(Items in a dataset)
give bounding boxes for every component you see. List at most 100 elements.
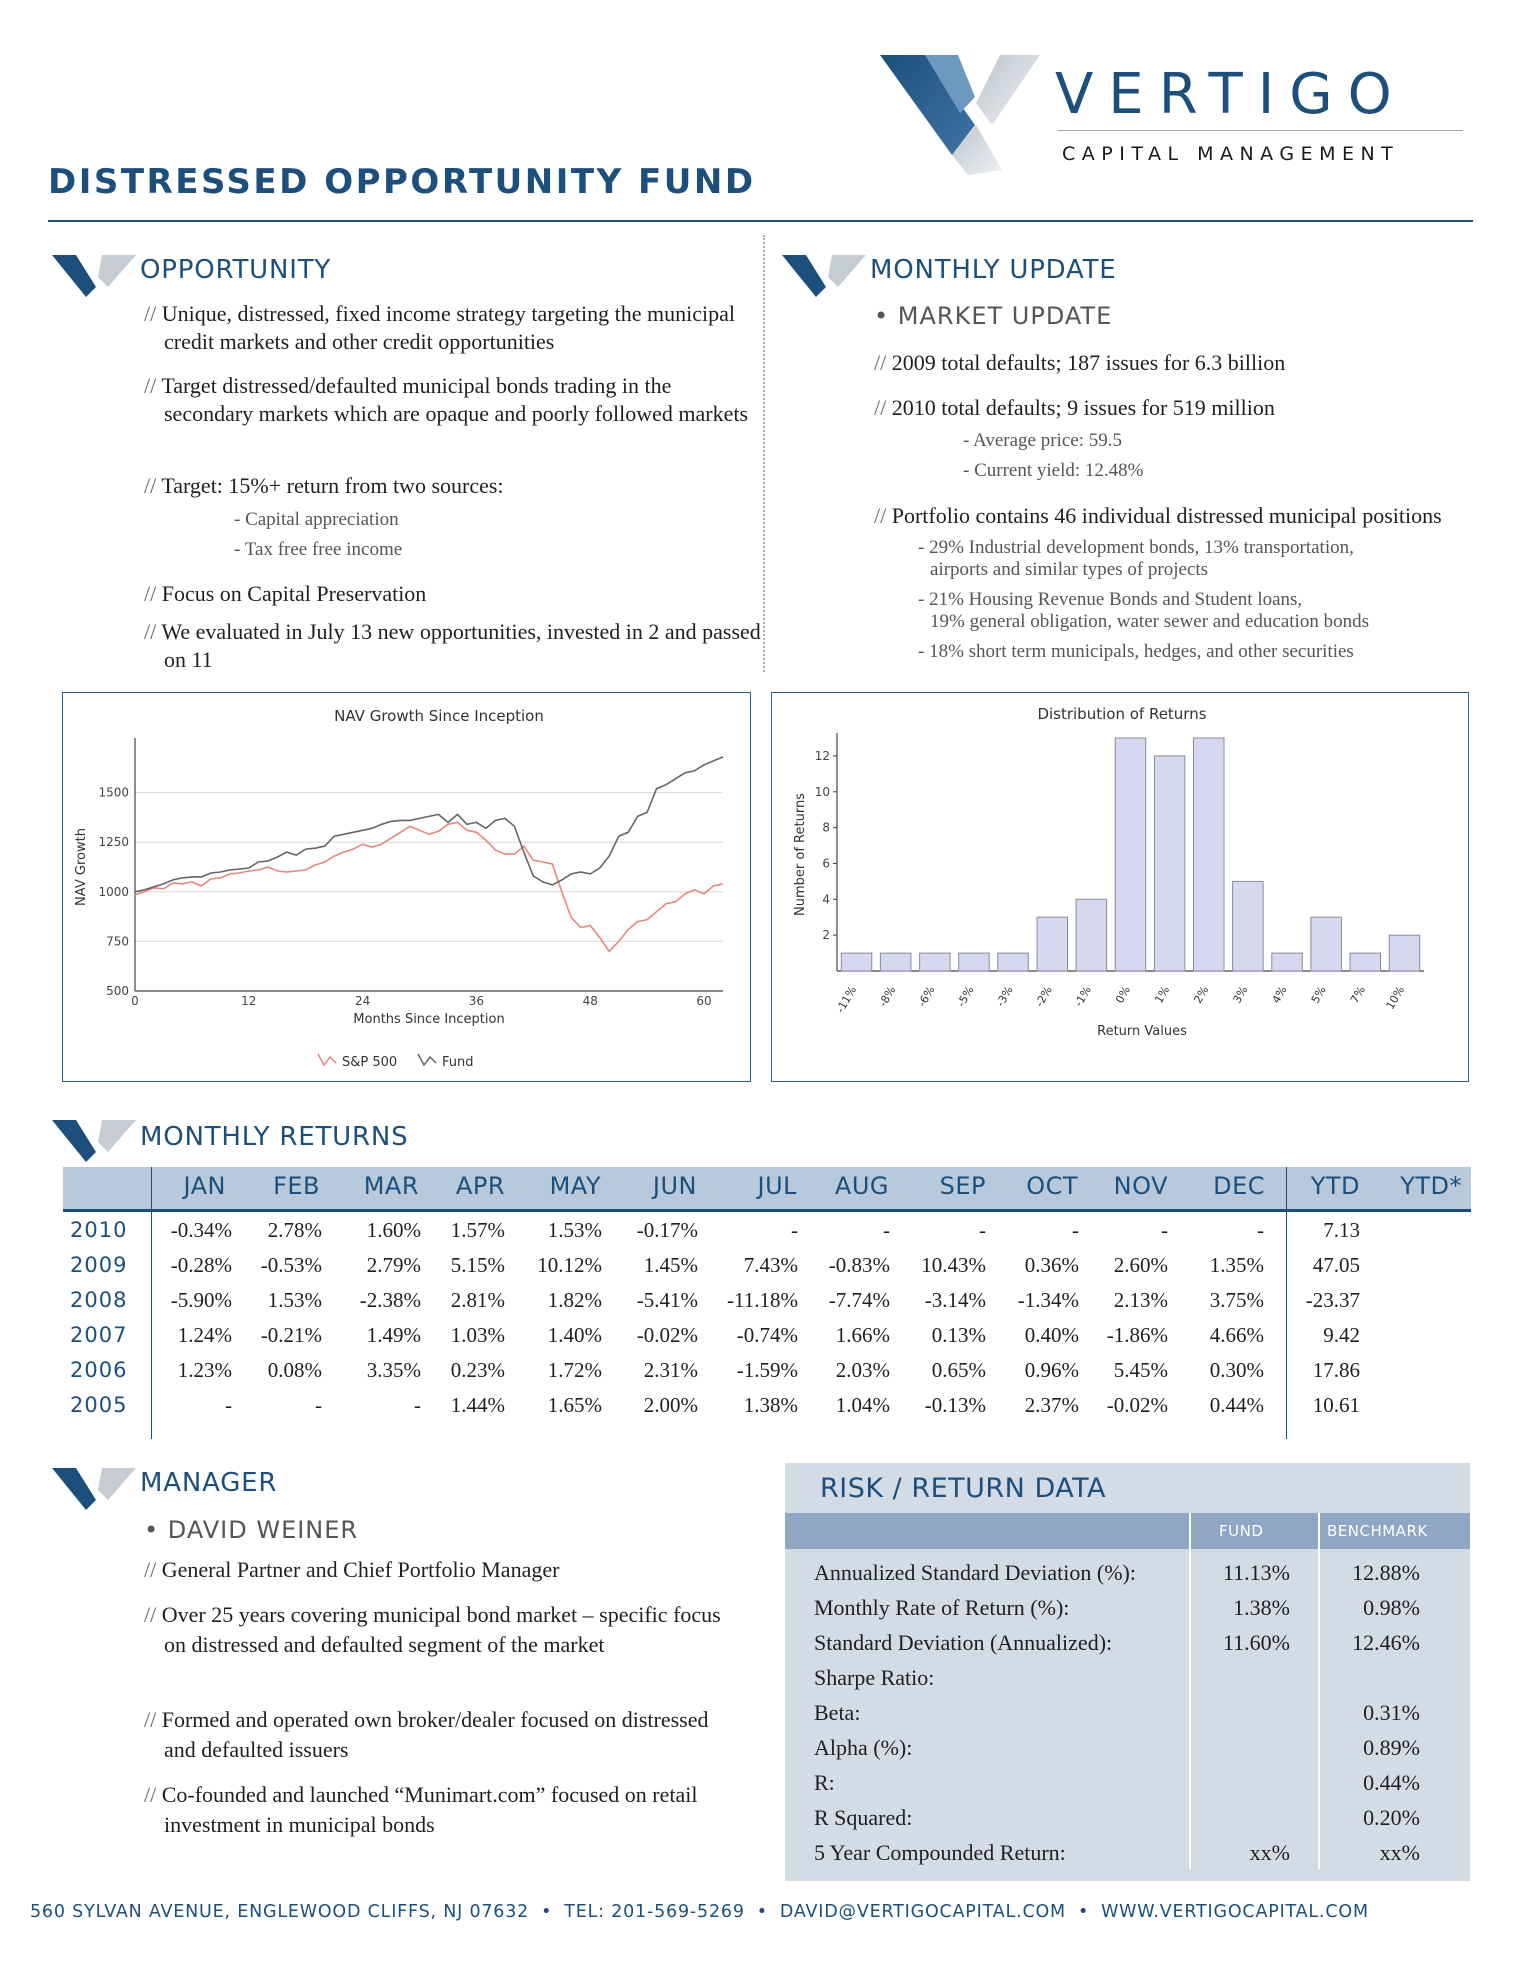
returns-cell: -2.38% bbox=[359, 1288, 421, 1312]
returns-cell: 0.23% bbox=[450, 1358, 505, 1382]
monthly-update-title: MONTHLY UPDATE bbox=[870, 255, 1117, 285]
risk-col-benchmark: BENCHMARK bbox=[1327, 1522, 1428, 1540]
returns-cell: 10.12% bbox=[537, 1253, 602, 1277]
returns-cell: 1.72% bbox=[547, 1358, 602, 1382]
bar--1% bbox=[1075, 898, 1108, 972]
returns-cell: - bbox=[883, 1218, 890, 1242]
risk-divider bbox=[1318, 1513, 1320, 1869]
x-tick-label: -6% bbox=[915, 984, 937, 1009]
opportunity-item: // Focus on Capital Preservation bbox=[144, 581, 427, 606]
returns-cell: 10.61 bbox=[1312, 1393, 1360, 1417]
bar-2% bbox=[1193, 737, 1225, 972]
section-v-mark-icon bbox=[52, 1468, 136, 1510]
risk-benchmark-value: 0.44% bbox=[1363, 1770, 1420, 1795]
x-tick-label: 24 bbox=[355, 994, 370, 1008]
returns-col-header: OCT bbox=[1026, 1172, 1078, 1200]
footer-email[interactable]: DAVID@VERTIGOCAPITAL.COM bbox=[779, 1902, 1066, 1922]
returns-cell: -0.28% bbox=[170, 1253, 232, 1277]
x-axis-label: Return Values bbox=[1097, 1024, 1187, 1039]
returns-col-header: JUN bbox=[652, 1172, 697, 1200]
risk-return-title: RISK / RETURN DATA bbox=[820, 1473, 1107, 1504]
y-tick-label: 12 bbox=[815, 749, 830, 763]
risk-label: R: bbox=[814, 1770, 835, 1795]
returns-year: 2010 bbox=[70, 1218, 128, 1242]
risk-col-fund: FUND bbox=[1219, 1522, 1264, 1540]
returns-cell: 2.60% bbox=[1113, 1253, 1168, 1277]
returns-cell: -0.21% bbox=[260, 1323, 322, 1347]
y-tick-label: 750 bbox=[106, 934, 129, 948]
x-tick-label: 36 bbox=[469, 994, 484, 1008]
returns-cell: 1.45% bbox=[643, 1253, 698, 1277]
returns-col-header: DEC bbox=[1213, 1172, 1265, 1200]
returns-year: 2007 bbox=[70, 1323, 128, 1347]
returns-cell: - bbox=[1257, 1218, 1264, 1242]
x-tick-label: 60 bbox=[696, 994, 711, 1008]
returns-cell: - bbox=[1072, 1218, 1079, 1242]
returns-year: 2009 bbox=[70, 1253, 128, 1277]
opportunity-subitem: - Tax free free income bbox=[234, 539, 403, 560]
returns-cell: -5.41% bbox=[636, 1288, 698, 1312]
header-rule bbox=[48, 220, 1473, 222]
risk-benchmark-value: 12.88% bbox=[1352, 1560, 1420, 1585]
returns-cell: 0.40% bbox=[1024, 1323, 1079, 1347]
returns-cell: -0.83% bbox=[828, 1253, 890, 1277]
manager-item: // Co-founded and launched “Munimart.com… bbox=[144, 1782, 698, 1837]
returns-cell: 0.44% bbox=[1209, 1393, 1264, 1417]
risk-header-band bbox=[785, 1513, 1470, 1549]
portfolio-line: 19% general obligation, water sewer and … bbox=[930, 611, 1369, 632]
opportunity-item: // Unique, distressed, fixed income stra… bbox=[144, 301, 736, 354]
returns-year: 2006 bbox=[70, 1358, 128, 1382]
returns-cell: 0.08% bbox=[267, 1358, 322, 1382]
returns-cell: 1.66% bbox=[835, 1323, 890, 1347]
risk-label: Annualized Standard Deviation (%): bbox=[814, 1560, 1136, 1585]
y-tick-label: 8 bbox=[822, 821, 830, 835]
x-tick-label: 1% bbox=[1152, 984, 1172, 1006]
bar--2% bbox=[1036, 916, 1068, 972]
nav-growth-chart: NAV Growth Since Inception 500 750 1000 1250… bbox=[62, 692, 751, 1082]
returns-cell: 47.05 bbox=[1312, 1253, 1360, 1277]
x-tick-label: 7% bbox=[1348, 984, 1368, 1006]
returns-cell: - bbox=[1161, 1218, 1168, 1242]
risk-label: Alpha (%): bbox=[814, 1735, 913, 1760]
returns-cell: -0.02% bbox=[1106, 1393, 1168, 1417]
x-tick-label: -1% bbox=[1072, 984, 1094, 1009]
footer-address: 560 SYLVAN AVENUE, ENGLEWOOD CLIFFS, NJ … bbox=[30, 1902, 530, 1922]
risk-divider bbox=[1189, 1513, 1191, 1869]
returns-cell: 1.24% bbox=[177, 1323, 232, 1347]
bar--3% bbox=[997, 952, 1029, 972]
returns-cell: - bbox=[414, 1393, 421, 1417]
returns-col-header: JUL bbox=[757, 1172, 797, 1200]
manager-item: // Formed and operated own broker/dealer… bbox=[144, 1707, 709, 1762]
risk-fund-value: 1.38% bbox=[1233, 1595, 1290, 1620]
returns-col-header: YTD* bbox=[1400, 1172, 1462, 1200]
x-tick-label: 12 bbox=[241, 994, 256, 1008]
returns-cell: 5.45% bbox=[1113, 1358, 1168, 1382]
returns-cell: 1.35% bbox=[1209, 1253, 1264, 1277]
x-tick-label: -2% bbox=[1033, 984, 1055, 1009]
portfolio-line: - 21% Housing Revenue Bonds and Student … bbox=[918, 589, 1303, 610]
y-tick-label: 1500 bbox=[98, 786, 129, 800]
returns-col-header: AUG bbox=[834, 1172, 889, 1200]
y-axis-label: Number of Returns bbox=[793, 793, 808, 916]
x-tick-label: 4% bbox=[1270, 984, 1290, 1006]
returns-cell: -5.90% bbox=[170, 1288, 232, 1312]
risk-benchmark-value: 12.46% bbox=[1352, 1630, 1420, 1655]
returns-cell: 1.44% bbox=[450, 1393, 505, 1417]
legend-swatch bbox=[317, 1053, 337, 1067]
footer-web[interactable]: WWW.VERTIGOCAPITAL.COM bbox=[1101, 1902, 1369, 1922]
update-item: // Portfolio contains 46 individual dist… bbox=[874, 503, 1442, 528]
returns-cell: -0.74% bbox=[736, 1323, 798, 1347]
risk-benchmark-value: 0.20% bbox=[1363, 1805, 1420, 1830]
returns-divider bbox=[1286, 1167, 1287, 1439]
manager-item: // Over 25 years covering municipal bond… bbox=[144, 1602, 721, 1657]
y-tick-label: 1250 bbox=[98, 835, 129, 849]
returns-cell: 1.53% bbox=[267, 1288, 322, 1312]
returns-col-header: APR bbox=[455, 1172, 505, 1200]
legend-swatch bbox=[417, 1053, 437, 1067]
returns-cell: 0.13% bbox=[931, 1323, 986, 1347]
opportunity-subitem: - Capital appreciation bbox=[234, 509, 399, 530]
y-tick-label: 1000 bbox=[98, 885, 129, 899]
returns-header-rule bbox=[63, 1209, 1471, 1212]
risk-label: Monthly Rate of Return (%): bbox=[814, 1595, 1070, 1620]
update-subitem: - Average price: 59.5 bbox=[963, 430, 1122, 451]
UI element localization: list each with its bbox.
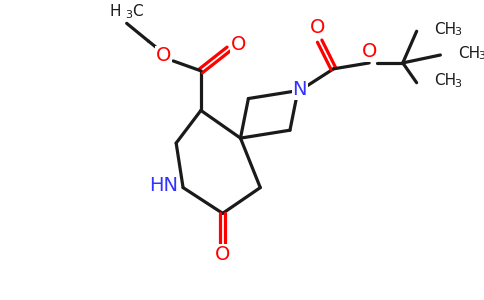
Text: 3: 3 <box>454 27 461 37</box>
Text: CH: CH <box>458 46 480 61</box>
Text: N: N <box>293 80 307 99</box>
Text: H: H <box>109 4 121 19</box>
Text: 3: 3 <box>125 11 132 20</box>
Text: 3: 3 <box>478 51 484 61</box>
Text: O: O <box>310 18 325 37</box>
Text: CH: CH <box>435 22 456 37</box>
Text: C: C <box>133 4 143 19</box>
Text: O: O <box>362 41 377 61</box>
Text: HN: HN <box>149 176 178 195</box>
Text: 3: 3 <box>454 79 461 89</box>
Text: CH: CH <box>435 73 456 88</box>
Text: O: O <box>231 34 246 54</box>
Text: O: O <box>155 46 171 65</box>
Text: O: O <box>215 245 230 264</box>
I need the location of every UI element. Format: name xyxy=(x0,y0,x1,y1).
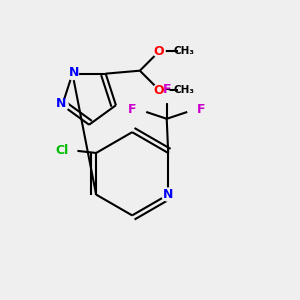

== YOUR TASK ==
Reproduce without any change the part of the entries above that opens with the line containing "returns-cell: -2.38% bbox=[359, 1288, 421, 1312]" and closes with the line containing "returns-cell: 1.45% bbox=[643, 1253, 698, 1277]", including both of those lines.

== SOLUTION TO THIS EXERCISE ==
returns-cell: -2.38% bbox=[359, 1288, 421, 1312]
returns-cell: 0.23% bbox=[450, 1358, 505, 1382]
monthly-update-title: MONTHLY UPDATE bbox=[870, 255, 1117, 285]
risk-col-benchmark: BENCHMARK bbox=[1327, 1522, 1428, 1540]
returns-cell: 10.12% bbox=[537, 1253, 602, 1277]
returns-cell: 1.72% bbox=[547, 1358, 602, 1382]
bar--1% bbox=[1075, 898, 1108, 972]
returns-cell: - bbox=[883, 1218, 890, 1242]
risk-divider bbox=[1318, 1513, 1320, 1869]
x-tick-label: -6% bbox=[915, 984, 937, 1009]
opportunity-item: // Focus on Capital Preservation bbox=[144, 581, 427, 606]
returns-cell: 10.61 bbox=[1312, 1393, 1360, 1417]
bar-2% bbox=[1193, 737, 1225, 972]
section-v-mark-icon bbox=[52, 1468, 136, 1510]
risk-benchmark-value: 0.44% bbox=[1363, 1770, 1420, 1795]
x-tick-label: 24 bbox=[355, 994, 370, 1008]
returns-col-header: OCT bbox=[1026, 1172, 1078, 1200]
footer-email[interactable]: DAVID@VERTIGOCAPITAL.COM bbox=[779, 1902, 1066, 1922]
returns-cell: -0.28% bbox=[170, 1253, 232, 1277]
x-axis-label: Return Values bbox=[1097, 1024, 1187, 1039]
returns-col-header: JUN bbox=[652, 1172, 697, 1200]
risk-return-title: RISK / RETURN DATA bbox=[820, 1473, 1107, 1504]
y-tick-label: 12 bbox=[815, 749, 830, 763]
risk-label: R: bbox=[814, 1770, 835, 1795]
returns-year: 2010 bbox=[70, 1218, 128, 1242]
risk-col-fund: FUND bbox=[1219, 1522, 1264, 1540]
returns-cell: 2.60% bbox=[1113, 1253, 1168, 1277]
returns-cell: -0.21% bbox=[260, 1323, 322, 1347]
y-tick-label: 750 bbox=[106, 934, 129, 948]
x-tick-label: 36 bbox=[469, 994, 484, 1008]
returns-cell: 1.45% bbox=[643, 1253, 698, 1277]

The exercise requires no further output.